* _DATA FOR THIS TASK_

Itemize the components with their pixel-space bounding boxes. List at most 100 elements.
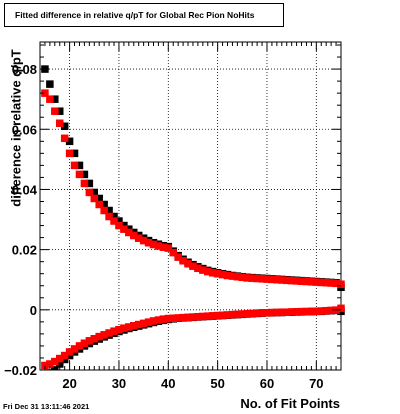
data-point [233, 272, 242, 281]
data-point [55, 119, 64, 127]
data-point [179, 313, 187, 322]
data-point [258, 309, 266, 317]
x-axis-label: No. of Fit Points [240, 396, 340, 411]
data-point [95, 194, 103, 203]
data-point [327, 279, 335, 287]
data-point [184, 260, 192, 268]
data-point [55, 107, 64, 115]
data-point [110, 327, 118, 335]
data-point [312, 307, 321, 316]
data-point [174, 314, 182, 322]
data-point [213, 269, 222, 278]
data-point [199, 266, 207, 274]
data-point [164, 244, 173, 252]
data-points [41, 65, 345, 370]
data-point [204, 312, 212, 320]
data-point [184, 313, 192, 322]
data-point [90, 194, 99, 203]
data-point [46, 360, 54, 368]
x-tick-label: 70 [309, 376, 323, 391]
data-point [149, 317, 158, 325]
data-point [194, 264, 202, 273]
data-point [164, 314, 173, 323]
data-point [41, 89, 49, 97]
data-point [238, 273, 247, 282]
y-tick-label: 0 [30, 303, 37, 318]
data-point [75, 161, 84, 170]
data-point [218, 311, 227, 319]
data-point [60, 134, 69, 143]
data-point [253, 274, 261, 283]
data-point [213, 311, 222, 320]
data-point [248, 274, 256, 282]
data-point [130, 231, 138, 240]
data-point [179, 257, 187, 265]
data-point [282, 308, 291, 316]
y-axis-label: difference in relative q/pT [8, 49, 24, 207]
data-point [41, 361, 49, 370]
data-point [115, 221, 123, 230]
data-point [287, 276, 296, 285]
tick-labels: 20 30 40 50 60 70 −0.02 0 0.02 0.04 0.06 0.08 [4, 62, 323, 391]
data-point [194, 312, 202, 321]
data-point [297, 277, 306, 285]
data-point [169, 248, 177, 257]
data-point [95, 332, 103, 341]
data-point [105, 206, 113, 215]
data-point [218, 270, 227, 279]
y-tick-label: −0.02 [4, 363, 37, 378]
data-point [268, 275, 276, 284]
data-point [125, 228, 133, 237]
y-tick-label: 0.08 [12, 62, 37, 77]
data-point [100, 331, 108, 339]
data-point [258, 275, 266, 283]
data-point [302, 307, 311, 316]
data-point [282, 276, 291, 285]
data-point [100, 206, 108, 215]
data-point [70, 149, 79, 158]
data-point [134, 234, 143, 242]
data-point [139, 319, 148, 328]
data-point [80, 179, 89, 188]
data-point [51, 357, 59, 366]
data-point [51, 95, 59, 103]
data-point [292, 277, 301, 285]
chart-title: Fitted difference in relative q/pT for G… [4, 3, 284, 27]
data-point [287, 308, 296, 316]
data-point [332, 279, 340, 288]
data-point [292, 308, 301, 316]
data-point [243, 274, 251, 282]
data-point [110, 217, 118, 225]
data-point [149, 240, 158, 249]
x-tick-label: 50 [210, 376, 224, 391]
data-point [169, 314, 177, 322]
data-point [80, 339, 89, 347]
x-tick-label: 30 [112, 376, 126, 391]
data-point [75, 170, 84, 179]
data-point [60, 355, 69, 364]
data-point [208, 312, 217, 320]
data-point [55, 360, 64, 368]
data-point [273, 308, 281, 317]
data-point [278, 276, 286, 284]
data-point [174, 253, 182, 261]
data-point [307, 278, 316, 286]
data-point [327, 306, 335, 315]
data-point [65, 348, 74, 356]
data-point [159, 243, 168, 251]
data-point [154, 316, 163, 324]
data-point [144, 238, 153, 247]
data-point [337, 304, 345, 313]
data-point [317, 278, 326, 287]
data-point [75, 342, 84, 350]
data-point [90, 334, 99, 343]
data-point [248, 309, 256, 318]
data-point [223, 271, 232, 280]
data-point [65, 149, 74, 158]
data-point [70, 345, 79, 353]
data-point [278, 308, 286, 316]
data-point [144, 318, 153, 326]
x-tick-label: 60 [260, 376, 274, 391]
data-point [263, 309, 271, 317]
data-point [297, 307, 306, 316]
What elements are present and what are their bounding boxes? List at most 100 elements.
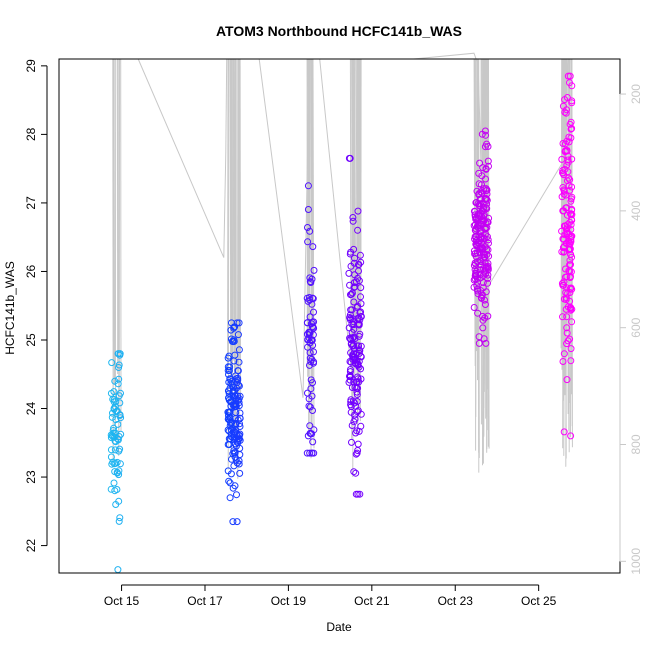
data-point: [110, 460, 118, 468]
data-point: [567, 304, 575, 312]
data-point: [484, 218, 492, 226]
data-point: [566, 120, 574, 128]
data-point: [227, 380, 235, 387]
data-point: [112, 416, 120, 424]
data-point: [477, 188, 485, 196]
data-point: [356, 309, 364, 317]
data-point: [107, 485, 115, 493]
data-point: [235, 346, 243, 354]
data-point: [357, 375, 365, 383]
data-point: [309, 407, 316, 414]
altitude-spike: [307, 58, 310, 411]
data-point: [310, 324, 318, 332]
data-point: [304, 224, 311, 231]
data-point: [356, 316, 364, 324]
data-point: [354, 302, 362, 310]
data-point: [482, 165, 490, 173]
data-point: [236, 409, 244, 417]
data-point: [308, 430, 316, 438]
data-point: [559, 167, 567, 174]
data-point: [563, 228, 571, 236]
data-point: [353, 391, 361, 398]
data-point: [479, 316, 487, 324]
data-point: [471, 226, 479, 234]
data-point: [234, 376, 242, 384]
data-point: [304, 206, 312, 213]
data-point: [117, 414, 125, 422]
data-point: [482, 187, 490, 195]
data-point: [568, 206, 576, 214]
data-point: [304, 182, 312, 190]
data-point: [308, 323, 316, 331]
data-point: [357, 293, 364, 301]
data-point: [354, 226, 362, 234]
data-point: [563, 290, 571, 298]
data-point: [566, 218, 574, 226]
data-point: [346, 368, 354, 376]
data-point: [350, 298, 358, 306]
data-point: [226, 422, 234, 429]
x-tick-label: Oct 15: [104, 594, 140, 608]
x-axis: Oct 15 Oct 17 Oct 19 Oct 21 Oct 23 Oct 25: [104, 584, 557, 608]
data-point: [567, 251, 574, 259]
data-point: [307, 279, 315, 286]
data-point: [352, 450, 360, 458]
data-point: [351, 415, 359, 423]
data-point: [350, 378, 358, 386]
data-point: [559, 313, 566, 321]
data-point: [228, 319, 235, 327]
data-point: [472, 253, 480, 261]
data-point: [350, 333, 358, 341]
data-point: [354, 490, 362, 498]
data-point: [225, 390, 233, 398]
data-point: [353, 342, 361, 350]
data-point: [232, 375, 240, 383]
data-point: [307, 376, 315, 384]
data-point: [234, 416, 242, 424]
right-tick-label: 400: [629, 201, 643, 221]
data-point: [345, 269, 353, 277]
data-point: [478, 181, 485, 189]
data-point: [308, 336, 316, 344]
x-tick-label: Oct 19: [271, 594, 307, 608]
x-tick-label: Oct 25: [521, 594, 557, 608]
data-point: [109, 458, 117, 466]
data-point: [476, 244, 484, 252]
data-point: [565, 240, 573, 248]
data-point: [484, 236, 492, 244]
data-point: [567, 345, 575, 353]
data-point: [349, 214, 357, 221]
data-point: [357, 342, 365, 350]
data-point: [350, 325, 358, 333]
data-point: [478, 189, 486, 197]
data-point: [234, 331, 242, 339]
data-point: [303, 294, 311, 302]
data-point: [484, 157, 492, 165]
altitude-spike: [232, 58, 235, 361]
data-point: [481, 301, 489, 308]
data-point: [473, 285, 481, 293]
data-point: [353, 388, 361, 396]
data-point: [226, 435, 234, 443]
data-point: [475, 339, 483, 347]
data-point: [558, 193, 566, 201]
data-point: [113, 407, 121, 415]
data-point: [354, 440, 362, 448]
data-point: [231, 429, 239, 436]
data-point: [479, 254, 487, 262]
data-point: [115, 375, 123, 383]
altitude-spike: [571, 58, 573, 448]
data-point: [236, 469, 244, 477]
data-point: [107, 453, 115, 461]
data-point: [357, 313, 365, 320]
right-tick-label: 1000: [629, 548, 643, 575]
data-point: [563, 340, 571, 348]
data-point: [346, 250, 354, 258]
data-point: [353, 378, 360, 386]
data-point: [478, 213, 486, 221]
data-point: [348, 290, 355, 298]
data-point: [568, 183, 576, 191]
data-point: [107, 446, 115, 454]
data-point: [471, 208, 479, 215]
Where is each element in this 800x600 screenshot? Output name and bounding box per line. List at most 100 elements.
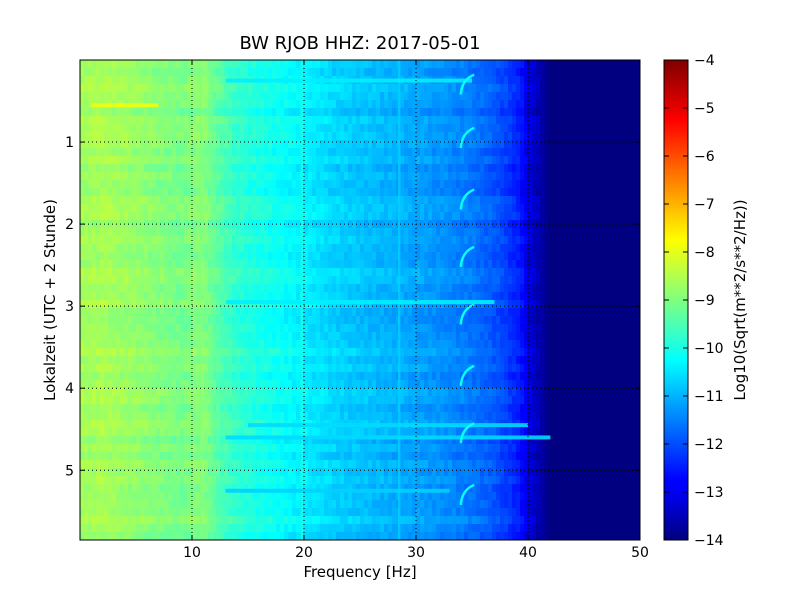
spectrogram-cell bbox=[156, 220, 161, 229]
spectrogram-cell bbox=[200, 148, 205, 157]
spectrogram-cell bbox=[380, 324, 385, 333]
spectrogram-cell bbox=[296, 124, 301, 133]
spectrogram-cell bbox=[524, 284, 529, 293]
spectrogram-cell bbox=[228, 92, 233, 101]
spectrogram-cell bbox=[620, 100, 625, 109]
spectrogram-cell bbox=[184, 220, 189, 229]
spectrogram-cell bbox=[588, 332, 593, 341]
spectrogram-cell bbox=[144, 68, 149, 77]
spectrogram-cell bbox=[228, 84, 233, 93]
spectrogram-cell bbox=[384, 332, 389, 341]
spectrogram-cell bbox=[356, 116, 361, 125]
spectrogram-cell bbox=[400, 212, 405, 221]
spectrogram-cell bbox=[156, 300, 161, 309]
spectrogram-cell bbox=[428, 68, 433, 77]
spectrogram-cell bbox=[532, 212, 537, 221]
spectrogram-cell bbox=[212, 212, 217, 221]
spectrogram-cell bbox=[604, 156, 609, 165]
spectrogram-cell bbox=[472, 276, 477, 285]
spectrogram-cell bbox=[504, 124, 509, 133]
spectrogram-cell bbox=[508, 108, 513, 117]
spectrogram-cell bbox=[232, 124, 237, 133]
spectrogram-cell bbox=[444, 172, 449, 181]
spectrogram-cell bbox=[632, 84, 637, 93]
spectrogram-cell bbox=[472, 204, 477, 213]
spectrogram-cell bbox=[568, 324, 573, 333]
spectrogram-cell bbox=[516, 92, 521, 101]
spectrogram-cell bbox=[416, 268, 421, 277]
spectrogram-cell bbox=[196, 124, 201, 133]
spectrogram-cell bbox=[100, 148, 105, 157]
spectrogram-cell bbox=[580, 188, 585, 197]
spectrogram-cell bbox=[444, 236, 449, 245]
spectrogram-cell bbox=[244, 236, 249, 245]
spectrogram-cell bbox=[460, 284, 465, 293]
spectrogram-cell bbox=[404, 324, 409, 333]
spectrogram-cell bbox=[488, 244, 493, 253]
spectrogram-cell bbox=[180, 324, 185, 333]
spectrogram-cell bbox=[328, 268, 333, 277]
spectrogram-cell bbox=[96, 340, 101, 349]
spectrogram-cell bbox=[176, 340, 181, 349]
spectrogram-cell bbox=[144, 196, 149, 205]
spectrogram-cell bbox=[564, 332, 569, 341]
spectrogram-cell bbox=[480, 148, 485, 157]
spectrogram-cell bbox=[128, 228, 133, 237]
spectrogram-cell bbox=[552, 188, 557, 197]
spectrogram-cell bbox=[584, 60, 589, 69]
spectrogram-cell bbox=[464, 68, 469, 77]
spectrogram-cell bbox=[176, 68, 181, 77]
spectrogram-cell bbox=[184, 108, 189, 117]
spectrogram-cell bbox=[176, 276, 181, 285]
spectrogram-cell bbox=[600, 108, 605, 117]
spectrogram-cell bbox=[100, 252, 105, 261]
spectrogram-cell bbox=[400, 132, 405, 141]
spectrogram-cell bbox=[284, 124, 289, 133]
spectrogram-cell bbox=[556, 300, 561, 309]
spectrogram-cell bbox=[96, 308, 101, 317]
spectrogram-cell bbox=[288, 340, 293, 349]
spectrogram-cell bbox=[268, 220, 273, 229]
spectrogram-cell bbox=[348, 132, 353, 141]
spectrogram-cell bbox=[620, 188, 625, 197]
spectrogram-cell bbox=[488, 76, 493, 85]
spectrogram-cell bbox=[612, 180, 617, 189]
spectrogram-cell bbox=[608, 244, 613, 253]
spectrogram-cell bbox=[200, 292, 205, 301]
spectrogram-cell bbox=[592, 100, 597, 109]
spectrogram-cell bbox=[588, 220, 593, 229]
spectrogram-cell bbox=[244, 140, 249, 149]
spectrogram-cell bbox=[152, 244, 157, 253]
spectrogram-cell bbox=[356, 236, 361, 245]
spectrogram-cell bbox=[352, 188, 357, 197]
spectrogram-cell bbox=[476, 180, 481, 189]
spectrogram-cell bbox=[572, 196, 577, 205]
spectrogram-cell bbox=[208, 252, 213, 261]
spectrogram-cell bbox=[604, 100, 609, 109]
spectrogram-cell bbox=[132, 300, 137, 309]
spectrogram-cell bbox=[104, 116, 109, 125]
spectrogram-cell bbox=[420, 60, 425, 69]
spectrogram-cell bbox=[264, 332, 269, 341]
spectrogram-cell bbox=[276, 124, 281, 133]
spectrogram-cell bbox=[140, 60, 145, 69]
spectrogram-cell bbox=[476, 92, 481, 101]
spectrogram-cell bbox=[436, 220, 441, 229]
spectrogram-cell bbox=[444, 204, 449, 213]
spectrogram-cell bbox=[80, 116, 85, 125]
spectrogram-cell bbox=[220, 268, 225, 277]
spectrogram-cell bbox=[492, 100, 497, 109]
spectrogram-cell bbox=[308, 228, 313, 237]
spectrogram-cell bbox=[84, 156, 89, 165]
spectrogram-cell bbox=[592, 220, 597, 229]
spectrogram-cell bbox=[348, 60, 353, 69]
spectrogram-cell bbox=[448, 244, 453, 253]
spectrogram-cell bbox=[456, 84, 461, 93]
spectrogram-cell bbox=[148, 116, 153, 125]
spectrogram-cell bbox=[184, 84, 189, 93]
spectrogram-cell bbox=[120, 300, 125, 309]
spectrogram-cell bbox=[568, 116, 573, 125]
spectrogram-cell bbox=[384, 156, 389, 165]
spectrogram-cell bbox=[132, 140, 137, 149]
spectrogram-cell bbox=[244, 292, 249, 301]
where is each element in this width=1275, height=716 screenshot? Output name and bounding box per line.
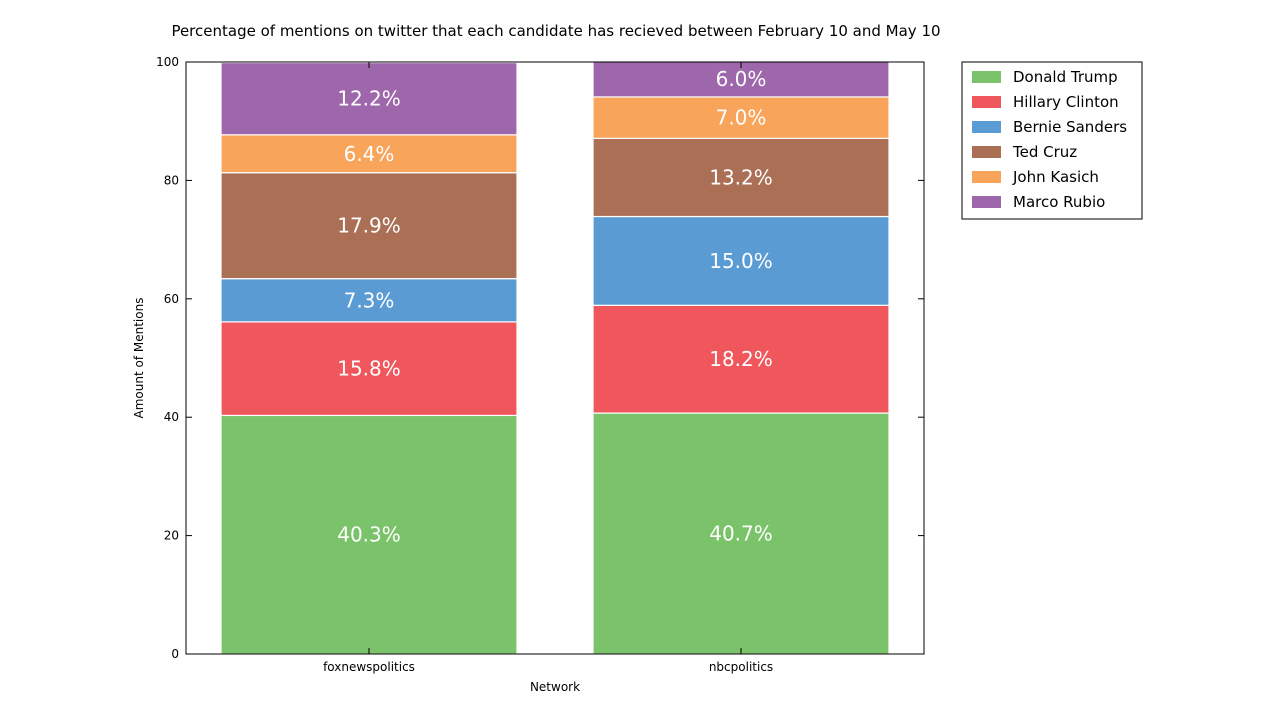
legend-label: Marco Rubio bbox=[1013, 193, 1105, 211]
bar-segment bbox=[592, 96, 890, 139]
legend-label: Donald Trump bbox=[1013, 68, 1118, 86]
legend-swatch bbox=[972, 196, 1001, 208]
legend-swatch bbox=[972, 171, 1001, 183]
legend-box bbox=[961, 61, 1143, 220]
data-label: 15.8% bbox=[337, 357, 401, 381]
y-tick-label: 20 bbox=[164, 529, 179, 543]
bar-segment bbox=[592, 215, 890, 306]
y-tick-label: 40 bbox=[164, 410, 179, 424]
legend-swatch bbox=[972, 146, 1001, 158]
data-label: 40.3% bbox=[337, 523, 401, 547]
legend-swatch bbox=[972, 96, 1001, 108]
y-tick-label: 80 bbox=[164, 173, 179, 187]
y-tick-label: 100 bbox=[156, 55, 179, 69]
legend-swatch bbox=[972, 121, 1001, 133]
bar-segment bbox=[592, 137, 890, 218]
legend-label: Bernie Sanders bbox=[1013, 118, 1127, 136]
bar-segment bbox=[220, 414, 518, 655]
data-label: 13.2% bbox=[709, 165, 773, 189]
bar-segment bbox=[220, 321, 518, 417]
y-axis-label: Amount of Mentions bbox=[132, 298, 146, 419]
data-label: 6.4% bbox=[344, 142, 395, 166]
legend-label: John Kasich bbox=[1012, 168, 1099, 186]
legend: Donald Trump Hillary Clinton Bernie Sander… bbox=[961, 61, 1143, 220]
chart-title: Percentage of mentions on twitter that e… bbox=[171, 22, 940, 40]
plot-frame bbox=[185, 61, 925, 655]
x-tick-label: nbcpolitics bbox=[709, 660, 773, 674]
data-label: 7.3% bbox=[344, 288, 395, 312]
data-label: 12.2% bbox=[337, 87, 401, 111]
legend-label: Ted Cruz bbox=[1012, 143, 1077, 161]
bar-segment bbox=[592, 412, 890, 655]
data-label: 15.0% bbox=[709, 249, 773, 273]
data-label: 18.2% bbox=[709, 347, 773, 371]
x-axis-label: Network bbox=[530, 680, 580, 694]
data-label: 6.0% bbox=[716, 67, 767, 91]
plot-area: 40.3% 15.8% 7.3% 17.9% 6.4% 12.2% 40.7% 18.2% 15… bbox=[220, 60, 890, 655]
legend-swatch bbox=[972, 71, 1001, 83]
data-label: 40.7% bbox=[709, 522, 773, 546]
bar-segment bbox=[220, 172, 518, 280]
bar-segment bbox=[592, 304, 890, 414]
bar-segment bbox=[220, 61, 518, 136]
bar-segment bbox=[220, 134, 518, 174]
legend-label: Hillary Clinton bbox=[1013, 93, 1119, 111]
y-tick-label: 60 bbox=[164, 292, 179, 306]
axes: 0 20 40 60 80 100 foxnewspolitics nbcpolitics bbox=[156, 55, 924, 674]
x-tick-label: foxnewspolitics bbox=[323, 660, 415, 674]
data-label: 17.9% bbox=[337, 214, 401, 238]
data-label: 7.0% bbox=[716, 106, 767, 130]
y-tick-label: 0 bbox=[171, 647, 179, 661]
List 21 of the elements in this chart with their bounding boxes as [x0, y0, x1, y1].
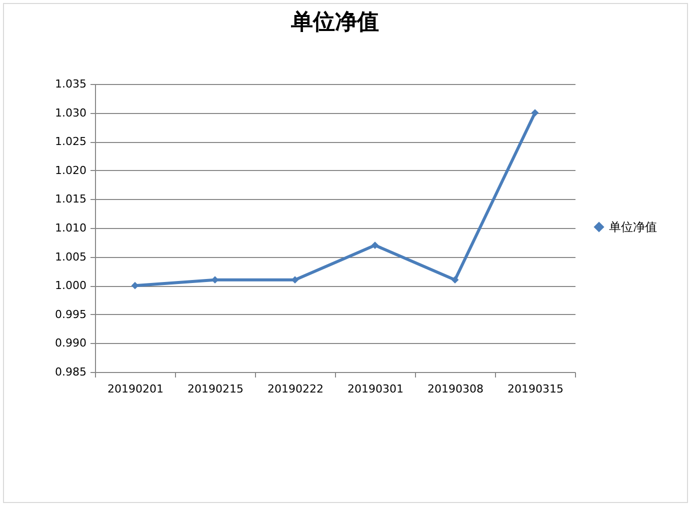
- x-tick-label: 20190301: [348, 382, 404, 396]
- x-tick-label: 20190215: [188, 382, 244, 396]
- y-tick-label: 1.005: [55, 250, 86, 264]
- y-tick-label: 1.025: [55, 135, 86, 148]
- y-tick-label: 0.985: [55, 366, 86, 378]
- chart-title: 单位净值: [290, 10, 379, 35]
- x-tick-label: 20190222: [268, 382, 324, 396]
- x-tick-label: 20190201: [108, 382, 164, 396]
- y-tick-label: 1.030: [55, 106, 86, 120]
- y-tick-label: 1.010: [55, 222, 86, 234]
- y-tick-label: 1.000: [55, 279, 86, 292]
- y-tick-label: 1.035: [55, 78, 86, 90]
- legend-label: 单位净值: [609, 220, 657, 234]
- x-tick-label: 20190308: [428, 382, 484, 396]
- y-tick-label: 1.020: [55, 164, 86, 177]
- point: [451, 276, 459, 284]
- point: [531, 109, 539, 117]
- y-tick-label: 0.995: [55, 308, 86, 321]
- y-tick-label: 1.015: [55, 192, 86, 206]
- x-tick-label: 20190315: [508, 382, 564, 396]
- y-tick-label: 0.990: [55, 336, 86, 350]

* _WHAT YOU HAVE TO DO_
Reproduce, unchanged, the span of the items above that begins with the line containing "legend-label: Marco Rubio" and ends with the line containing "y-tick-label: 40 bbox=[164, 410, 179, 424]". Include both of those lines.

* _SOLVED PROBLEM_
legend-label: Marco Rubio bbox=[1013, 193, 1105, 211]
bar-segment bbox=[592, 96, 890, 139]
legend-label: Donald Trump bbox=[1013, 68, 1118, 86]
legend-swatch bbox=[972, 196, 1001, 208]
legend-swatch bbox=[972, 171, 1001, 183]
legend-box bbox=[961, 61, 1143, 220]
data-label: 15.8% bbox=[337, 357, 401, 381]
y-tick-label: 20 bbox=[164, 529, 179, 543]
bar-segment bbox=[592, 215, 890, 306]
y-tick-label: 40 bbox=[164, 410, 179, 424]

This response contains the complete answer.